De um lado, um tsunami que abalou as economias do mundo inteiro e vem mudando de maneira exponencial os padrões de consumo. De outro, o crescimento do e-commerce, catapultado pelas medidas de distanciamento social.

Esse antagonismo nos leva a uma necessidade de reação: é preciso, sim, se preocupar com o futuro do próprio negócio e buscar alternativas para sobreviver depois da crise. Ao mesmo tempo, é necessário se apropriar deste novo padrão de compra e venda para dar mais musculatura à sua vitrine digital: o marketplace.

Estima-se que quando a pandemia acabar, o “novo normal” levará em conta o protagonismo das transações online.

Comerciantes perceberam que as vendas pela internet podem ser mais rentáveis, diante da economia de recursos antes empregados na loja física. E consumidores também identificaram neste nicho uma possibilidade mais confortável e segura de fazer compras.

Não se trata do fim do comércio presencial (longe disso!), mas de uma conciliação definitiva entre os dois modelos.
Portais de venda que já estavam consolidados registram altas nas transações – nos dados mais recentes, o e-commerce cresceu mais de 200% no mundo todo.

Já os martketplaces menos estruturados começaram a investir em novos serviços para obter sua fatia neste mercado.
Uma das primeiras providências têm sido a ampliação da carta de fornecedores. Como sabemos, uma das premissas deste serviço é a oferta de produtos de vários vendedores, a fim de diversificar os itens oferecidos e os preços.

Compra feita e… É chegada a hora de dividir os lucros da venda e o porcentual que cabe ao marketplace.
::::::
→ Detalhes da tarefa:
Por favor, transcreva na íntegra o texto acima sobre o comércio eletrônico, sem alterar nenhuma palavra nem sinal de pontuação.

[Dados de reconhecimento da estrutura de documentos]
::::::
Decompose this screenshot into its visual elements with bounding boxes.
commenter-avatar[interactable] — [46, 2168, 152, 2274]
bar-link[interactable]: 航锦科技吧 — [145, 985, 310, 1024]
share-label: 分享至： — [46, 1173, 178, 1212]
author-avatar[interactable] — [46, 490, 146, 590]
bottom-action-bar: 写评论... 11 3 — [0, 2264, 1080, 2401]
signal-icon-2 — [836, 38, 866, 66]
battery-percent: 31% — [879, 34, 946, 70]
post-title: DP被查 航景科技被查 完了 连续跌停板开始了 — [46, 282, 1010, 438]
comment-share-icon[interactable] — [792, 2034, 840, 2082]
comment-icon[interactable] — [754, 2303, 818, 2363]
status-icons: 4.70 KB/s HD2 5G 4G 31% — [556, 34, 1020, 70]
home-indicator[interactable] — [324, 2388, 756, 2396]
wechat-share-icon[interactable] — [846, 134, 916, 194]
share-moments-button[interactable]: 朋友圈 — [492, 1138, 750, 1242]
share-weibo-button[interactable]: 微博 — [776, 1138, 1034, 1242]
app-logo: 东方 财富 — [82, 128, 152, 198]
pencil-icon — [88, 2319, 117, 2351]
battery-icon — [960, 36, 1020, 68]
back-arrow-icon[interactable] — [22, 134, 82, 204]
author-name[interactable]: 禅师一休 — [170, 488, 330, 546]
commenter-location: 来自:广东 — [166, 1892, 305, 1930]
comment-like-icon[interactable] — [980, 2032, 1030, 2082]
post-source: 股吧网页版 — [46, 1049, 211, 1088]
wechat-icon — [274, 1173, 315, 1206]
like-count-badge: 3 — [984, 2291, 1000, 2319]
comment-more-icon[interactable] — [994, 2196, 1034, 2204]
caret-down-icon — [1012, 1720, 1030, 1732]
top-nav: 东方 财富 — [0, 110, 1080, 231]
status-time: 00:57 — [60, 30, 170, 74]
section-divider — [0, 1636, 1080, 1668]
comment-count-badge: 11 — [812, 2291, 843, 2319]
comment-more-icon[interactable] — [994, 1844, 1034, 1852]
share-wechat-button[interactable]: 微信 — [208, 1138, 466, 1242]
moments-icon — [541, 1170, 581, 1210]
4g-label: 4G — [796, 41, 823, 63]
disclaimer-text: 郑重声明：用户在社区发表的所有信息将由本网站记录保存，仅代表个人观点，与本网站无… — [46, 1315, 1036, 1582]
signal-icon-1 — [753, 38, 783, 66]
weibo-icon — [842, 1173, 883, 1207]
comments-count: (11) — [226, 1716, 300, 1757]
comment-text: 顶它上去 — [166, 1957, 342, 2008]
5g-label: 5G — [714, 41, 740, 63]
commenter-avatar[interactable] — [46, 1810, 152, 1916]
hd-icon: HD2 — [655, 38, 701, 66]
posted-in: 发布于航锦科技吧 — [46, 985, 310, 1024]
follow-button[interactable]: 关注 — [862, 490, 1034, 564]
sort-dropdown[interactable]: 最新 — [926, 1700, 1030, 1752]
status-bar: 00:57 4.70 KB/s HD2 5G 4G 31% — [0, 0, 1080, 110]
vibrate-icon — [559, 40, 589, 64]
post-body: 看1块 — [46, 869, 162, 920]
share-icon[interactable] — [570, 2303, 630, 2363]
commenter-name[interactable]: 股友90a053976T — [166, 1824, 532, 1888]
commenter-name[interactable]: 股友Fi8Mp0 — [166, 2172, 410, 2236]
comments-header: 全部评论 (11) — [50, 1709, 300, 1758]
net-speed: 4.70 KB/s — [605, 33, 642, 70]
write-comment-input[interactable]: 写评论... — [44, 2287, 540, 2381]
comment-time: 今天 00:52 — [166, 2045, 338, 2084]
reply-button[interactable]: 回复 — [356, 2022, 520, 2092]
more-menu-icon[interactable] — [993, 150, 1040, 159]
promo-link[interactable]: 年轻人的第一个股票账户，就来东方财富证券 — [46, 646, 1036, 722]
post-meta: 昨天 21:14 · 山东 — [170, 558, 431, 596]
::::::
→ Tarefa concluída:
De um lado, um tsunami que abalou as economias do mundo inteiro e vem mudando de maneira exponencial os padrões de consumo. De outro, o crescimento do e-commerce, catapultado pelas medidas de distanciamento social.

Esse antagonismo nos leva a uma necessidade de reação: é preciso, sim, se preocupar com o futuro do próprio negócio e buscar alternativas para sobreviver depois da crise. Ao mesmo tempo, é necessário se apropriar deste novo padrão de compra e venda para dar mais musculatura à sua vitrine digital: o marketplace.

Estima-se que quando a pandemia acabar, o “novo normal” levará em conta o protagonismo das transações online.

Comerciantes perceberam que as vendas pela internet podem ser mais rentáveis, diante da economia de recursos antes empregados na loja física. E consumidores também identificaram neste nicho uma possibilidade mais confortável e segura de fazer compras.

Não se trata do fim do comércio presencial (longe disso!), mas de uma conciliação definitiva entre os dois modelos.
Portais de venda que já estavam consolidados registram altas nas transações – nos dados mais recentes, o e-commerce cresceu mais de 200% no mundo todo.

Já os martketplaces menos estruturados começaram a investir em novos serviços para obter sua fatia neste mercado.
Uma das primeiras providências têm sido a ampliação da carta de fornecedores. Como sabemos, uma das premissas deste serviço é a oferta de produtos de vários vendedores, a fim de diversificar os itens oferecidos e os preços.

Compra feita e… É chegada a hora de dividir os lucros da venda e o porcentual que cabe ao marketplace.